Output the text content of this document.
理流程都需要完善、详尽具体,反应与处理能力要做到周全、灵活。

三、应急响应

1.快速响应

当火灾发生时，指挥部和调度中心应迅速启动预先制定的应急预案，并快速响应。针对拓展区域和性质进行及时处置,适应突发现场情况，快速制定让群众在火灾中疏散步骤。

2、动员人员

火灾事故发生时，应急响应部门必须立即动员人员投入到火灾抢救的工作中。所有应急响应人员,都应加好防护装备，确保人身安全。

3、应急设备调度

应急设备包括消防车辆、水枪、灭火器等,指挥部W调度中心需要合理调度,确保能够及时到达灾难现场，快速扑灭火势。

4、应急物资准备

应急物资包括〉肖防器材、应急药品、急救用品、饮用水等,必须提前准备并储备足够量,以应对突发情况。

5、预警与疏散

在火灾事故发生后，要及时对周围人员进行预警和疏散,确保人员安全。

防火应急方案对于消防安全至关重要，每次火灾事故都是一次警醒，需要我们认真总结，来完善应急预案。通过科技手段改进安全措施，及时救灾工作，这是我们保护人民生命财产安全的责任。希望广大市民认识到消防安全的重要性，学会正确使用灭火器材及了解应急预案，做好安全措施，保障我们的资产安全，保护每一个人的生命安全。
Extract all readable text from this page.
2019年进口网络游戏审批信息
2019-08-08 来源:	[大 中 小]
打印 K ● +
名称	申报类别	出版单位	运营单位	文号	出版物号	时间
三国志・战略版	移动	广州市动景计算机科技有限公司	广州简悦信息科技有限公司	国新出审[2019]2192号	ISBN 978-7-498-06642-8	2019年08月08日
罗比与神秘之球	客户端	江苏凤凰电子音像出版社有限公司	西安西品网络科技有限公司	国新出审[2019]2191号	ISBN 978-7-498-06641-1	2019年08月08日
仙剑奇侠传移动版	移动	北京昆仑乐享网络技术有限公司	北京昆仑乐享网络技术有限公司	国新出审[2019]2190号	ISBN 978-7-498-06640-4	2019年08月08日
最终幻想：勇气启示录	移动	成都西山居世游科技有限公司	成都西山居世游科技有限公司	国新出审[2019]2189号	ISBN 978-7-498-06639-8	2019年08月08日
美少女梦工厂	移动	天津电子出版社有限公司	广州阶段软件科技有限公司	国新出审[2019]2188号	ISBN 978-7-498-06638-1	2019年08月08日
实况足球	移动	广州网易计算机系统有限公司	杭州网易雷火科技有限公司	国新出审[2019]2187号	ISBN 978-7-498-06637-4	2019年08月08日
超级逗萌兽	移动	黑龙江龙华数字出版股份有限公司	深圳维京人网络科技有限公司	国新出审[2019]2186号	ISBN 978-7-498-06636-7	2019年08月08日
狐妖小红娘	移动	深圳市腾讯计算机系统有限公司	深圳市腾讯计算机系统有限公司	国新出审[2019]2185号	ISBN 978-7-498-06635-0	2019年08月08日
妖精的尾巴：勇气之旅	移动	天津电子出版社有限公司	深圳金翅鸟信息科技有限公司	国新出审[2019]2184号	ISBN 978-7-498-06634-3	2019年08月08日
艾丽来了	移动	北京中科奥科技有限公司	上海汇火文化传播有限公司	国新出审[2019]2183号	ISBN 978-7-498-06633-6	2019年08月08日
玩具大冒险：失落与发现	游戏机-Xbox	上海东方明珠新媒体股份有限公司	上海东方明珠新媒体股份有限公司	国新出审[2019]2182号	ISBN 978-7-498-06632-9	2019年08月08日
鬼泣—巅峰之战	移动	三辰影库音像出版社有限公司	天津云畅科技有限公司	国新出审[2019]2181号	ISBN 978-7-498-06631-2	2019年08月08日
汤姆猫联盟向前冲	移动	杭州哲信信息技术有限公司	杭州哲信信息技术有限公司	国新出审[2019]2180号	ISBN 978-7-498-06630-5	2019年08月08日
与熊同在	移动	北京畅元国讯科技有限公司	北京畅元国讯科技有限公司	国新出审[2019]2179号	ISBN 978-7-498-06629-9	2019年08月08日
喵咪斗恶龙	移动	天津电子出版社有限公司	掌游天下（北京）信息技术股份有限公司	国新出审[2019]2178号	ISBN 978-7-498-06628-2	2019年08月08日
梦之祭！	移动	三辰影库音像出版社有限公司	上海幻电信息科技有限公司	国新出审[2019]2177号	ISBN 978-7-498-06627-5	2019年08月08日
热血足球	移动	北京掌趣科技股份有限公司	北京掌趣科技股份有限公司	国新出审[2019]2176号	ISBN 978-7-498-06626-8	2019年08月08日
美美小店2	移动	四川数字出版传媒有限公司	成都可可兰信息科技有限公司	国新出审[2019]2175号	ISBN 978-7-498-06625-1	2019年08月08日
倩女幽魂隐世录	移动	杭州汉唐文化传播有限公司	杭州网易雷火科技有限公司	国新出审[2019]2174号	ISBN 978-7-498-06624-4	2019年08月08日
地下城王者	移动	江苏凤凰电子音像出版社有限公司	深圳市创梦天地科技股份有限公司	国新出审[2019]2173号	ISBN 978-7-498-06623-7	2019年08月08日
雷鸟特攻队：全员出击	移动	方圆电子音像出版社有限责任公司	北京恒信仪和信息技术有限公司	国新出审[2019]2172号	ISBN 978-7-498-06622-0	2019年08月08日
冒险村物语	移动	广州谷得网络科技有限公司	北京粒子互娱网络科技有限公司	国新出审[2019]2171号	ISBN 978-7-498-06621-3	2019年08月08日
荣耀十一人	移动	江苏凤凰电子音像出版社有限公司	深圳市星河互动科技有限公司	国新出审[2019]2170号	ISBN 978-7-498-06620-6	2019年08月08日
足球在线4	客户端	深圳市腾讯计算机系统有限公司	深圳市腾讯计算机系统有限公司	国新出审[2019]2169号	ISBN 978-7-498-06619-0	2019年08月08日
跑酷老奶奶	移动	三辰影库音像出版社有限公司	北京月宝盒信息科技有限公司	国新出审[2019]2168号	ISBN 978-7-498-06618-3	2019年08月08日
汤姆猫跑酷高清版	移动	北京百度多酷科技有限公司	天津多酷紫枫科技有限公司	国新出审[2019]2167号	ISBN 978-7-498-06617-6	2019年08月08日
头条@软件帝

--*--

### Task brief
Find the word "天津电子出版社有限公司" in the data and copy out each line where it turns up.

### Finished exercise
美少女梦工厂	移动	天津电子出版社有限公司	广州阶段软件科技有限公司	国新出审[2019]2188号	ISBN 978-7-498-06638-1	2019年08月08日
妖精的尾巴：勇气之旅	移动	天津电子出版社有限公司	深圳金翅鸟信息科技有限公司	国新出审[2019]2184号	ISBN 978-7-498-06634-3	2019年08月08日
喵咪斗恶龙	移动	天津电子出版社有限公司	掌游天下（北京）信息技术股份有限公司	国新出审[2019]2178号	ISBN 978-7-498-06628-2	2019年08月08日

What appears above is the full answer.